##### RECORD EXTRACTS
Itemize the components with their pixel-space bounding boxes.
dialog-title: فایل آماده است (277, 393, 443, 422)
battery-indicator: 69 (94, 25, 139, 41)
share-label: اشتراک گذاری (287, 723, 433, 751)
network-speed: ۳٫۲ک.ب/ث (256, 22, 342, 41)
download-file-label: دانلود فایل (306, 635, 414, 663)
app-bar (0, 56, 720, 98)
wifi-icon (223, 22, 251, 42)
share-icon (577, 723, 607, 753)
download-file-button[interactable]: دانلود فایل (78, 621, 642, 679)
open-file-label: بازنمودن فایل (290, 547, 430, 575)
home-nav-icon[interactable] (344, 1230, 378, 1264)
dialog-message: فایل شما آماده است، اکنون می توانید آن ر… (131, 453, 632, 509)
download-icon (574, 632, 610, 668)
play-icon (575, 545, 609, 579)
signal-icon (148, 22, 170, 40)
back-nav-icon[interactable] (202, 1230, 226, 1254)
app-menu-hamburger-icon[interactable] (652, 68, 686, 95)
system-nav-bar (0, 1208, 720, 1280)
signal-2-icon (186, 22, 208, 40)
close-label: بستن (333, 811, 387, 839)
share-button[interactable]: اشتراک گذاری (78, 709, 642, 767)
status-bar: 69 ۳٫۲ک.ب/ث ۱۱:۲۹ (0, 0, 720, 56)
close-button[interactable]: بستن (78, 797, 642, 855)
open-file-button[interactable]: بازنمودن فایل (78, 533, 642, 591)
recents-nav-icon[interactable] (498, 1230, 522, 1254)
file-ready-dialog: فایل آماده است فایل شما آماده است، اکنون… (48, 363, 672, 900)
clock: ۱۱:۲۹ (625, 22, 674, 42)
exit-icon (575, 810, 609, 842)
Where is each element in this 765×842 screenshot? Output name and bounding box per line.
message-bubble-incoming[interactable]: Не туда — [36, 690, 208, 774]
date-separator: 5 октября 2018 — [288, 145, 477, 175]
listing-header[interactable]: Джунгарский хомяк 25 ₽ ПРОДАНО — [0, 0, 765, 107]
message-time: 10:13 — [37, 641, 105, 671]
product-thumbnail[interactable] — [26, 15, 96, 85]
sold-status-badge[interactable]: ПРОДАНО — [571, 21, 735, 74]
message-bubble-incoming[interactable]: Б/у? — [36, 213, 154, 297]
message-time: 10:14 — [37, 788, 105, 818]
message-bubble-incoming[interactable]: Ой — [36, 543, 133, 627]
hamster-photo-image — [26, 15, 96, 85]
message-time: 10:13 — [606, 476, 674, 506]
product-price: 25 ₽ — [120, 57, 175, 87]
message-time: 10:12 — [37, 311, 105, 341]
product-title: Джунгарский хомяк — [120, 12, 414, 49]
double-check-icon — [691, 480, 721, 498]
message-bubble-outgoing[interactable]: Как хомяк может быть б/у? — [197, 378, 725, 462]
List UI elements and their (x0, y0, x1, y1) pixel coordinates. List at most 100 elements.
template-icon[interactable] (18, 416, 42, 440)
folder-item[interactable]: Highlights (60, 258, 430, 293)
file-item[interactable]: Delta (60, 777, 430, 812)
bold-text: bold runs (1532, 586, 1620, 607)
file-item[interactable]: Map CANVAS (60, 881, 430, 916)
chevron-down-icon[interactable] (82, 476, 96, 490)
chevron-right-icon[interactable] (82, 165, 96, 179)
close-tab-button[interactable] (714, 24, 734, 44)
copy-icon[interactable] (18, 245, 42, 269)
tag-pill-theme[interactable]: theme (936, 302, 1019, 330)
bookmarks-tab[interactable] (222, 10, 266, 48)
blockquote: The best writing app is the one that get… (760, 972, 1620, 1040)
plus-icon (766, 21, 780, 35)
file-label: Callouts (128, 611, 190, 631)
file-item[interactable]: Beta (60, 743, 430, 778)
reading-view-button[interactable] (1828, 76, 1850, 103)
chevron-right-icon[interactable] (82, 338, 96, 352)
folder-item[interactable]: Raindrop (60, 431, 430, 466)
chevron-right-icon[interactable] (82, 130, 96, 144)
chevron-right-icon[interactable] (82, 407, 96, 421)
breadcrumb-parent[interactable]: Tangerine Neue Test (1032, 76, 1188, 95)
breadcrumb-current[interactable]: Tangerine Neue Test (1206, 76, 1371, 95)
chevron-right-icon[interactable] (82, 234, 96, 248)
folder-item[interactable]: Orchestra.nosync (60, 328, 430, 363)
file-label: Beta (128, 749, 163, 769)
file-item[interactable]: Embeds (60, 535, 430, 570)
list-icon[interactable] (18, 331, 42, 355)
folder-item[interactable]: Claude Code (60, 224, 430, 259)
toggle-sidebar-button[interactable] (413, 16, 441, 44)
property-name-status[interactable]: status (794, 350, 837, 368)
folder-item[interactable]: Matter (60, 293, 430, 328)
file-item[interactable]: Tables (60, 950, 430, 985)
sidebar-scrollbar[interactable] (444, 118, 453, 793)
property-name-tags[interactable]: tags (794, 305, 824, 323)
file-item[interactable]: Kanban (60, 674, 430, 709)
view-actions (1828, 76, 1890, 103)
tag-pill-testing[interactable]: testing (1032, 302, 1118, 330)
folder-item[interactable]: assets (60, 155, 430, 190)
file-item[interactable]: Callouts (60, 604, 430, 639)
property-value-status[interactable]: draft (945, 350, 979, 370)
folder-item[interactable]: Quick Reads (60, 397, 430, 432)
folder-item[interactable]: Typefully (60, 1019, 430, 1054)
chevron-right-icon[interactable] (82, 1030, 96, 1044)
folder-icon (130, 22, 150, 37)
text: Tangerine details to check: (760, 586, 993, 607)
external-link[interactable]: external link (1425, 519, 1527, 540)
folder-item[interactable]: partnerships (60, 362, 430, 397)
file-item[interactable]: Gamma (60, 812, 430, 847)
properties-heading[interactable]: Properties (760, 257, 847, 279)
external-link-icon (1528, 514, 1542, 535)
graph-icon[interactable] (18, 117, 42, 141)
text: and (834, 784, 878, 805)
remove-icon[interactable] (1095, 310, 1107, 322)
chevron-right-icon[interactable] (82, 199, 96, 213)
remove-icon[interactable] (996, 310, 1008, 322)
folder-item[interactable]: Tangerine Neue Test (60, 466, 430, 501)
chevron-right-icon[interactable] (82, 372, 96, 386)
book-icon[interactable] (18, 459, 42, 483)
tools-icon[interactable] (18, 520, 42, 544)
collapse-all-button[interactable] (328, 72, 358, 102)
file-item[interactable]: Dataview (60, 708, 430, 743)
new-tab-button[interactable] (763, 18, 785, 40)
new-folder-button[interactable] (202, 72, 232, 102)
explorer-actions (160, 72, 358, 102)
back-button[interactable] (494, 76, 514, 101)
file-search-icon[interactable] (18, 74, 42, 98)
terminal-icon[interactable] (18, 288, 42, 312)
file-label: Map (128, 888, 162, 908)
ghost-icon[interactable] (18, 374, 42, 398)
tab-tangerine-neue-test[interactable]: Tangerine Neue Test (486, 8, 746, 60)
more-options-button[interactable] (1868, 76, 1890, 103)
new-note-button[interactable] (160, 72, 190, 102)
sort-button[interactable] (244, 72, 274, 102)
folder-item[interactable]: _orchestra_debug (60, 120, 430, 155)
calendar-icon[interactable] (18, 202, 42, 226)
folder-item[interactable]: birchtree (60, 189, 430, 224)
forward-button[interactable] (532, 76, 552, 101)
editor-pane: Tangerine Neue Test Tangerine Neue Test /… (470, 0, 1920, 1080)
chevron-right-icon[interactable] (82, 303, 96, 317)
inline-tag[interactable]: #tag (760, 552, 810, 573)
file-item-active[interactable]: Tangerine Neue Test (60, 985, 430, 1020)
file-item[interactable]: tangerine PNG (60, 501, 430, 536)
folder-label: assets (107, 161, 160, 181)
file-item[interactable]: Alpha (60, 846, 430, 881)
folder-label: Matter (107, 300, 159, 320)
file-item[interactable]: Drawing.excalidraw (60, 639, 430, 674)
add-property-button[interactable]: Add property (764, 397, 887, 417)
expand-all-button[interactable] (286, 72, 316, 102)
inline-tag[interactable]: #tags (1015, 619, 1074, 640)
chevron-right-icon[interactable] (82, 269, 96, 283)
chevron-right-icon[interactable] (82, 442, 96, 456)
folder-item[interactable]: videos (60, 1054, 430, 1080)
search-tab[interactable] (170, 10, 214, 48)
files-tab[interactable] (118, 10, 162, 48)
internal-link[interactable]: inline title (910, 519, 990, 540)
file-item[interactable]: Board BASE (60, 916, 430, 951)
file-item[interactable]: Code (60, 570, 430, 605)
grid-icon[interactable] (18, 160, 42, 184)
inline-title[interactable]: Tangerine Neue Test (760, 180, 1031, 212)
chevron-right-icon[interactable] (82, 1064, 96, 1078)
##########
- **DIRECTIONS FOR THIS TASK**: Can you repeat everything from the first of these lines down to the line containing "home-nav-icon[interactable] (344, 1230, 378, 1264)", replacing "wifi-icon" with "wireless-icon" and leaving everything else unchanged?

- **WRITTEN SOLUTION**:
Itemize the components with their pixel-space bounding boxes.
dialog-title: فایل آماده است (277, 393, 443, 422)
battery-indicator: 69 (94, 25, 139, 41)
share-label: اشتراک گذاری (287, 723, 433, 751)
network-speed: ۳٫۲ک.ب/ث (256, 22, 342, 41)
download-file-label: دانلود فایل (306, 635, 414, 663)
app-bar (0, 56, 720, 98)
wireless-icon (223, 22, 251, 42)
share-icon (577, 723, 607, 753)
download-file-button[interactable]: دانلود فایل (78, 621, 642, 679)
open-file-label: بازنمودن فایل (290, 547, 430, 575)
home-nav-icon[interactable] (344, 1230, 378, 1264)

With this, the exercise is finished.